- _Supplied records_:
***

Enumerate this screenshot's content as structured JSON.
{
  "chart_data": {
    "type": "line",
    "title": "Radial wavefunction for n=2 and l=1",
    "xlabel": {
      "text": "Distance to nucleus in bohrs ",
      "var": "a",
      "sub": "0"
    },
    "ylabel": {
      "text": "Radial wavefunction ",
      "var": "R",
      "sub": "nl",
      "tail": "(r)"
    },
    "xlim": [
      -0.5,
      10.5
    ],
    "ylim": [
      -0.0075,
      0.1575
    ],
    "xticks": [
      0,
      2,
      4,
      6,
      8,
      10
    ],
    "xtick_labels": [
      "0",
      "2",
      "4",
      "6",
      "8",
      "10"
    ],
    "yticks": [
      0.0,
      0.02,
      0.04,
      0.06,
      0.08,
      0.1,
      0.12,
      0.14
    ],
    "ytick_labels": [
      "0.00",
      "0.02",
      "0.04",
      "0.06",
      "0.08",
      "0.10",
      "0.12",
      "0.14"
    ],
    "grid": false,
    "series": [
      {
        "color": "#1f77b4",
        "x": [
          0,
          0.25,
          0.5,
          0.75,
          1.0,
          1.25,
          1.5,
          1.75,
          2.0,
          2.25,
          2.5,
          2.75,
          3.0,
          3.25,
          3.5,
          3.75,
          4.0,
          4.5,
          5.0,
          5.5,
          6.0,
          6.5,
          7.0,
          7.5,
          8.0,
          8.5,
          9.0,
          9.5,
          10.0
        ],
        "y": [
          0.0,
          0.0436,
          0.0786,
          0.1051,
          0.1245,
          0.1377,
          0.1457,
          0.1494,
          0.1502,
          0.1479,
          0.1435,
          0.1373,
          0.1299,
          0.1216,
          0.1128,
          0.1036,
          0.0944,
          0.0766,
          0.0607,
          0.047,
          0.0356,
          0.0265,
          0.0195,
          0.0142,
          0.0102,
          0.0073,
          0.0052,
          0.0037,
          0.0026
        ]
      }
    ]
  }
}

***

- _What to produce_: State how many lines of the material contain the string "Radial", with no other words.

- _Result_: 2